**Records about charts and figures**
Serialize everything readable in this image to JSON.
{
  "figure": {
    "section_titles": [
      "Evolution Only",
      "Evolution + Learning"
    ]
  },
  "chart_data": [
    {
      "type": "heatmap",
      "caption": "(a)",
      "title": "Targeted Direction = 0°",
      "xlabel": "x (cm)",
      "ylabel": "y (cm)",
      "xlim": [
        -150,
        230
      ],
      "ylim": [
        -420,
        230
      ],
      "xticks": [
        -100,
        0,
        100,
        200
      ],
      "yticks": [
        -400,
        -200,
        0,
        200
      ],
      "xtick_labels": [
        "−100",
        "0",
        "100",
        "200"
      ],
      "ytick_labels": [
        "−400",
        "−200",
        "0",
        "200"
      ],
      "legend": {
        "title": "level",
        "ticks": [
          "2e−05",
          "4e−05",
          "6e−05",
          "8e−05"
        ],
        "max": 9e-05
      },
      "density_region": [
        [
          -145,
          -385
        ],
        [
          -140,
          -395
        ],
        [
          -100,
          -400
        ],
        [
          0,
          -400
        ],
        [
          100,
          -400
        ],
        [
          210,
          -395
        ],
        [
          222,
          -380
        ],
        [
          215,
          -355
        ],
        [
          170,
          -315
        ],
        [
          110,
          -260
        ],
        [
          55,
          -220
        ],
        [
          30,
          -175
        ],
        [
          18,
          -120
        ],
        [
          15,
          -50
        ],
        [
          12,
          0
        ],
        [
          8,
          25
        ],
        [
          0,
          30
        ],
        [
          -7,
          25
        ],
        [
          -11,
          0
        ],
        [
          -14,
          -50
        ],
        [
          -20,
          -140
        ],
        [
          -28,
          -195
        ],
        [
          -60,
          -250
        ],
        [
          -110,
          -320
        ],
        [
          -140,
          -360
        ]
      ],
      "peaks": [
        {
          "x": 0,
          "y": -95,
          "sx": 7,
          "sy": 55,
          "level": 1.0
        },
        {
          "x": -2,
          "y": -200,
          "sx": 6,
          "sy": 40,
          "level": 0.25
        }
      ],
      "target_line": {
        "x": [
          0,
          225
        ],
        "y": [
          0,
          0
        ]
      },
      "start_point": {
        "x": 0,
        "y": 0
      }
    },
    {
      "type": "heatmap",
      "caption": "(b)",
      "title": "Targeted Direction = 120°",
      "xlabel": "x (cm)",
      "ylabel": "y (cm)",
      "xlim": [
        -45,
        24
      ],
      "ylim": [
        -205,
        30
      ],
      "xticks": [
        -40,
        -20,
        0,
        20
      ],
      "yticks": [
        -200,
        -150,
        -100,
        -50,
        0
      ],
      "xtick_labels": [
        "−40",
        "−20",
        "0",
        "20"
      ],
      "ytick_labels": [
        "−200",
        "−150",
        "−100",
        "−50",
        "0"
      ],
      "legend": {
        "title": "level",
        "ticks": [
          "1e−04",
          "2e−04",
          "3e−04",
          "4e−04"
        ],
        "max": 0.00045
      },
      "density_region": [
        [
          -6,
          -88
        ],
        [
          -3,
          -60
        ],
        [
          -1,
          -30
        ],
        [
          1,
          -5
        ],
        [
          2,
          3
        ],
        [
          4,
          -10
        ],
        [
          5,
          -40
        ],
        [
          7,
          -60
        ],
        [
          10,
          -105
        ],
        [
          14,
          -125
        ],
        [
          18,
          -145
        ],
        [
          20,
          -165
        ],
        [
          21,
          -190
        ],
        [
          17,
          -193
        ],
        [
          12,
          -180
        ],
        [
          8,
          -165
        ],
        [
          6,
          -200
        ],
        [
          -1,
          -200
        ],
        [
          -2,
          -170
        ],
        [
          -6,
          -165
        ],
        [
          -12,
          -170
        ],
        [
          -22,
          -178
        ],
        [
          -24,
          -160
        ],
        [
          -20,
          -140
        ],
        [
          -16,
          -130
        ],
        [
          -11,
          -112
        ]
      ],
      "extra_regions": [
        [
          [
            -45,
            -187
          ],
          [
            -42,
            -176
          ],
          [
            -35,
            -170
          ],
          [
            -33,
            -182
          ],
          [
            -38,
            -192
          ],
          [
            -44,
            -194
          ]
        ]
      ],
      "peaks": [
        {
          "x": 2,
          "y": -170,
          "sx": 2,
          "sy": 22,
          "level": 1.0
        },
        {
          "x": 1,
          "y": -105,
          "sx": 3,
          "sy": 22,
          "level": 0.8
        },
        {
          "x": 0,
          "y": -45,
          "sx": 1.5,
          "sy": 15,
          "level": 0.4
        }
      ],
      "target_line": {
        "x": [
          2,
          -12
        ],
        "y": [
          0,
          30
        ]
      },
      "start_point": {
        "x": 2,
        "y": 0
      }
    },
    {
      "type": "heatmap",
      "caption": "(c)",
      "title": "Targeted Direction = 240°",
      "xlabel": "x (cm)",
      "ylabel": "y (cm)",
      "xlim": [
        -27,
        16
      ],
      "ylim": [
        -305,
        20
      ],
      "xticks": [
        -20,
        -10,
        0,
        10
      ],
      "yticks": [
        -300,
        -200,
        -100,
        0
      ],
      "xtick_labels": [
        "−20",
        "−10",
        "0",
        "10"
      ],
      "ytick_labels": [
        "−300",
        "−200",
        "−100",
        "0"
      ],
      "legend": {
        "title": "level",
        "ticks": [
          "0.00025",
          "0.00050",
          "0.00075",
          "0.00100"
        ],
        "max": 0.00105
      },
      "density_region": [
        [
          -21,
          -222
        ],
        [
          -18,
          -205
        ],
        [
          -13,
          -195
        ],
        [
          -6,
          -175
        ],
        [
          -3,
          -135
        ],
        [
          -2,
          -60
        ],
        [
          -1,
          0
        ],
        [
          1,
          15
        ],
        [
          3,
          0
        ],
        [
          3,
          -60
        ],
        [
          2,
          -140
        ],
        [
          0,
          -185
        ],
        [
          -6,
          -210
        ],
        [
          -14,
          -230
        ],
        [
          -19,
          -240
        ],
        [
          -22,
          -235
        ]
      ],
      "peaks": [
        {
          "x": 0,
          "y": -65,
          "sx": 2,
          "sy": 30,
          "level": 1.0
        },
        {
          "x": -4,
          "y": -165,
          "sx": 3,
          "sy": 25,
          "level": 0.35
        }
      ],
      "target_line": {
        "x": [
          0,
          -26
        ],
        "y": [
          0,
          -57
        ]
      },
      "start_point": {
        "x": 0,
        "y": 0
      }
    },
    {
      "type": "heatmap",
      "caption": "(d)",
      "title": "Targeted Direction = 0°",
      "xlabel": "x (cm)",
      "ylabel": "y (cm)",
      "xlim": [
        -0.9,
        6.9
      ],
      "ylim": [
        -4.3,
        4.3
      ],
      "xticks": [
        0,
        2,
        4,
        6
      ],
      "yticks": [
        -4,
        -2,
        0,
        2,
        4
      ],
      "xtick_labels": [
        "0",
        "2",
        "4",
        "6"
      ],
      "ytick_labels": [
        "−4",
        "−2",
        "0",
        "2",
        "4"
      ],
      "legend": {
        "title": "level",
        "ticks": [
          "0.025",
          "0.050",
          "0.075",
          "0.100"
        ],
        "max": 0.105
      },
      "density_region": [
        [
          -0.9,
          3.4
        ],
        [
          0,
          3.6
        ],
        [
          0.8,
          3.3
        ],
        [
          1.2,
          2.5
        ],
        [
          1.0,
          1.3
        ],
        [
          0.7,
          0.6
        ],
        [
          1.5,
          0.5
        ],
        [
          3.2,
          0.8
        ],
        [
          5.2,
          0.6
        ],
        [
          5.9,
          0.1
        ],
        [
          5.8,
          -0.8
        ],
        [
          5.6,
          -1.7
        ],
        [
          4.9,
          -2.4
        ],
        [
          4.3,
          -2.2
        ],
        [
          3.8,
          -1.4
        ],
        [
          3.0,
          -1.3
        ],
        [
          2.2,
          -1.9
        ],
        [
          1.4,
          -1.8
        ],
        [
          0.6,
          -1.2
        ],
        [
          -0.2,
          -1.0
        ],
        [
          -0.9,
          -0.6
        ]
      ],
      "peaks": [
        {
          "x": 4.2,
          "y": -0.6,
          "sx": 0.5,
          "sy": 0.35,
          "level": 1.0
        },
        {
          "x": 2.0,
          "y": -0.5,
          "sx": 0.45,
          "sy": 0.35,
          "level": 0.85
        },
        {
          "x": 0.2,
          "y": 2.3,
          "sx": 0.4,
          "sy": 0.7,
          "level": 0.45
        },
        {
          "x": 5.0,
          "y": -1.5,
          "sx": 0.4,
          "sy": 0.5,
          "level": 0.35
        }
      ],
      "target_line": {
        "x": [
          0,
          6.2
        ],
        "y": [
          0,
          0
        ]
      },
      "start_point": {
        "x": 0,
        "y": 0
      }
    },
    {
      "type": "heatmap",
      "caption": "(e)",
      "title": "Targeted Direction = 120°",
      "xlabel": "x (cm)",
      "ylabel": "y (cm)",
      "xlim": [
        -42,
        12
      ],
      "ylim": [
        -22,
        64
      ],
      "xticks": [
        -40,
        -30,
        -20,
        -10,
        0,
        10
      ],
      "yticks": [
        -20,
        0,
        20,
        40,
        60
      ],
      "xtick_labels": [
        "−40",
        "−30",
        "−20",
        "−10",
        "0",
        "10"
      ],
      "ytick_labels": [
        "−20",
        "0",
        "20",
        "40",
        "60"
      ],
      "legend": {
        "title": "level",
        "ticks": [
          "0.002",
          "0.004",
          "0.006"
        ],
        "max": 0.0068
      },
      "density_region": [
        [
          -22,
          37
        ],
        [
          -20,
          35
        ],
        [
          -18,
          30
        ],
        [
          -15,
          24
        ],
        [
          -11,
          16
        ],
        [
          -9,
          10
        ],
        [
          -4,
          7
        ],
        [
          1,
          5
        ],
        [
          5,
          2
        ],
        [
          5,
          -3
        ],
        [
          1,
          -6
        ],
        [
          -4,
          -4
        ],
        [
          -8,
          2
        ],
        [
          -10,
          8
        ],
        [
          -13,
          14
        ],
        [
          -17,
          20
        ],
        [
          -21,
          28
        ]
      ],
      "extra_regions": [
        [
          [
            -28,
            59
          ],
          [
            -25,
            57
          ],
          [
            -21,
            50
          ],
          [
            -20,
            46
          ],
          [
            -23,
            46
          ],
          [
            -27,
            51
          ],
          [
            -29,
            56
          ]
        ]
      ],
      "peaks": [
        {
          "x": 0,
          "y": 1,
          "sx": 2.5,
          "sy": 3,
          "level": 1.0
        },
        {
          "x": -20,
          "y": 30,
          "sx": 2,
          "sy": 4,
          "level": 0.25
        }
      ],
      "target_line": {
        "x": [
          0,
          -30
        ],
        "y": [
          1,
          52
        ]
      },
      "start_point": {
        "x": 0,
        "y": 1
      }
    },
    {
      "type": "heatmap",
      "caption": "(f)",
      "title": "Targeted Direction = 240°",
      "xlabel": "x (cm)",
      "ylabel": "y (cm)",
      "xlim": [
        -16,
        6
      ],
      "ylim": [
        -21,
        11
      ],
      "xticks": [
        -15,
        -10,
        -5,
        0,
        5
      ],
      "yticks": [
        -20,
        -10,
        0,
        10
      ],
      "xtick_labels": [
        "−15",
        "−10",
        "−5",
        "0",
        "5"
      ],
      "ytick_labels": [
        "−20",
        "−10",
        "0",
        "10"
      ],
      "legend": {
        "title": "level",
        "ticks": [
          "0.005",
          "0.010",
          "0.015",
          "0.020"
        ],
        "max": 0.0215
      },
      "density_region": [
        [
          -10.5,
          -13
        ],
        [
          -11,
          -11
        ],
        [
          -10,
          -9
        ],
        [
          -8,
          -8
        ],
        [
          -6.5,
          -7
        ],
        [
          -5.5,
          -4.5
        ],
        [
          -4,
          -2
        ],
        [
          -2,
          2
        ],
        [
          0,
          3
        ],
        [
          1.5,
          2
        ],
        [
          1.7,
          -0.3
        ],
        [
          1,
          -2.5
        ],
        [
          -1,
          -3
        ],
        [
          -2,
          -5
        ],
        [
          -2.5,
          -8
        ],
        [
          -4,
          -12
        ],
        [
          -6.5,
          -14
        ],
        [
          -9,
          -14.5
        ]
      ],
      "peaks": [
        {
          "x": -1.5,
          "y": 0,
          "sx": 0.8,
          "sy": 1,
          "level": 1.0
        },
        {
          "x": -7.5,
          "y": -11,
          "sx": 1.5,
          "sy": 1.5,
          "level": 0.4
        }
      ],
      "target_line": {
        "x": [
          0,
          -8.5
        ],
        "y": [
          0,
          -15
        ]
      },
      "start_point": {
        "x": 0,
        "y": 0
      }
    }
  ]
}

**DIRECTION**
Gather each line from the listing above that holds "caption".

**THE REPLY**
      "caption": "(a)",
      "caption": "(b)",
      "caption": "(c)",
      "caption": "(d)",
      "caption": "(e)",
      "caption": "(f)",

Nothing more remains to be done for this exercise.